SET TASK: Extract all lines that hold "acompañante" from the records below.

RECORD EXTRACTS:
====

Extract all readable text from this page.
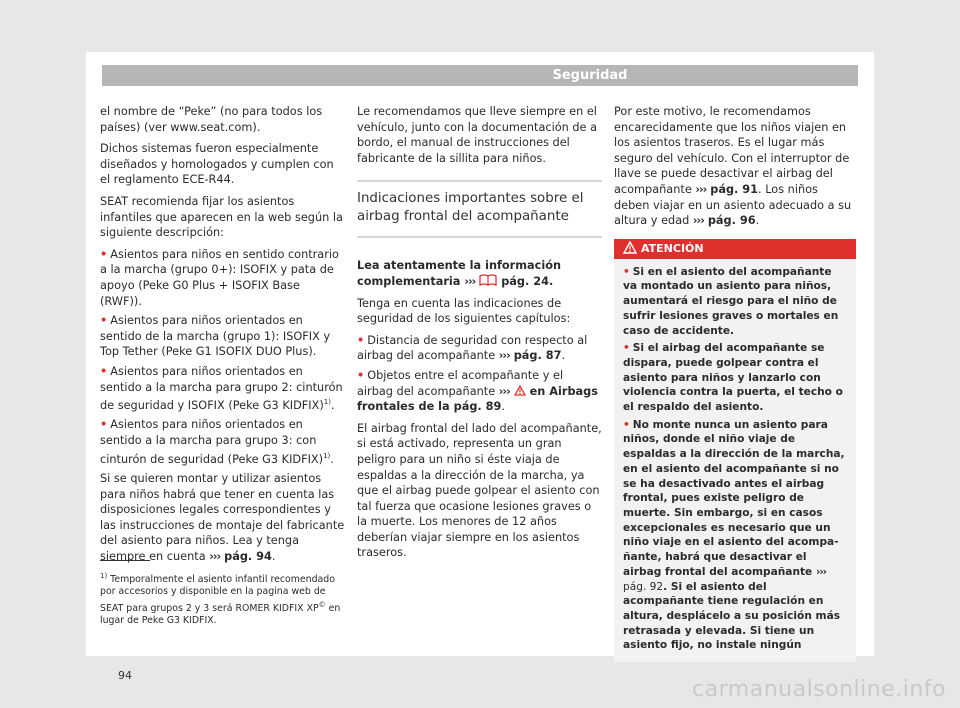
Seguridad

el nombre de “Peke” (no para todos los países) (ver www.seat.com).

Dichos sistemas fueron especialmente diseñados y homologados y cumplen con el reglamento ECE-R44.

SEAT recomienda fijar los asientos infantiles que aparecen en la web según la siguiente descripción:

• Asientos para niños en sentido contrario a la marcha (grupo 0+): ISOFIX y pata de apoyo (Peke G0 Plus + ISOFIX Base (RWF)).
• Asientos para niños orientados en sentido de la marcha (grupo 1): ISOFIX y Top Tether (Peke G1 ISOFIX DUO Plus).
• Asientos para niños orientados en sentido a la marcha para grupo 2: cinturón de seguridad y ISOFIX (Peke G3 KIDFIX)$^{1)}$.
• Asientos para niños orientados en sentido a la marcha para grupo 3: con cinturón de seguridad (Peke G3 KIDFIX)$^{1)}$.

Si se quieren montar y utilizar asientos para niños habrá que tener en cuenta las disposiciones legales correspondientes y las instrucciones de montaje del fabricante del asiento para niños. Lea y tenga siempre en cuenta ››› pág. 94.

Le recomendamos que lleve siempre en el vehículo, junto con la documentación de a bordo, el manual de instrucciones del fabricante de la sillita para niños.

Indicaciones importantes sobre el airbag frontal del acompañante

Lea atentamente la información complementaria ››› pág. 24.

Tenga en cuenta las indicaciones de seguridad de los siguientes capítulos:

• Distancia de seguridad con respecto al airbag del acompañante ››› pág. 87.
• Objetos entre el acompañante y el airbag del acompañante ››› en Airbags frontales de la pág. 89.

El airbag frontal del lado del acompañante, si está activado, representa un gran peligro para un niño si éste viaja de espaldas a la dirección de la marcha, ya que el airbag puede golpear el asiento con tal fuerza que ocasione lesiones graves o la muerte. Los menores de 12 años deberían viajar siempre en los asientos traseros.

Por este motivo, le recomendamos encarecidamente que los niños viajen en los asientos traseros. Es el lugar más seguro del vehículo. Con el interruptor de llave se puede desactivar el airbag del acompañante ››› pág. 91. Los niños deben viajar en un asiento adecuado a su altura y edad ››› pág. 96.

ATENCIÓN
• Si en el asiento del acompañante va montado un asiento para niños, aumentará el riesgo para el niño de sufrir lesiones graves o mortales en caso de accidente.
• Si el airbag del acompañante se dispara, puede golpear contra el asiento para niños y lanzarlo con violencia contra la puerta, el techo o el respaldo del asiento.
• No monte nunca un asiento para niños, donde el niño viaje de espaldas a la dirección de la marcha, en el asiento del acompañante si no se ha desactivado antes el airbag frontal, pues existe peligro de muerte. Sin embargo, si en casos excepcionales es necesario que un niño viaje en el asiento del acompañante, habrá que desactivar el airbag frontal del acompañante ››› pág. 92. Si el asiento del acompañante tiene regulación en altura, desplácelo a su posición más retrasada y elevada. Si tiene un asiento fijo, no instale ningún
$^{1)}$ Temporalmente el asiento infantil recomendado por accesorios y disponible en la pagina web de SEAT para grupos 2 y 3 será ROMER KIDFIX XP© en lugar de Peke G3 KIDFIX.
94
carmanualsonline.info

====

EXERCISE RESULT:
Indicaciones importantes sobre el airbag frontal del acompañante
• Distancia de seguridad con respecto al airbag del acompañante ››› pág. 87.
• Objetos entre el acompañante y el airbag del acompañante ››› en Airbags frontales de la pág. 89.
El airbag frontal del lado del acompañante, si está activado, representa un gran peligro para un niño si éste viaja de espaldas a la dirección de la marcha, ya que el airbag puede golpear el asiento con tal fuerza que ocasione lesiones graves o la muerte. Los menores de 12 años deberían viajar siempre en los asientos traseros.
Por este motivo, le recomendamos encarecidamente que los niños viajen en los asientos traseros. Es el lugar más seguro del vehículo. Con el interruptor de llave se puede desactivar el airbag del acompañante ››› pág. 91. Los niños deben viajar en un asiento adecuado a su altura y edad ››› pág. 96.
• Si en el asiento del acompañante va montado un asiento para niños, aumentará el riesgo para el niño de sufrir lesiones graves o mortales en caso de accidente.
• Si el airbag del acompañante se dispara, puede golpear contra el asiento para niños y lanzarlo con violencia contra la puerta, el techo o el respaldo del asiento.
• No monte nunca un asiento para niños, donde el niño viaje de espaldas a la dirección de la marcha, en el asiento del acompañante si no se ha desactivado antes el airbag frontal, pues existe peligro de muerte. Sin embargo, si en casos excepcionales es necesario que un niño viaje en el asiento del acompañante, habrá que desactivar el airbag frontal del acompañante ››› pág. 92. Si el asiento del acompañante tiene regulación en altura, desplácelo a su posición más retrasada y elevada. Si tiene un asiento fijo, no instale ningún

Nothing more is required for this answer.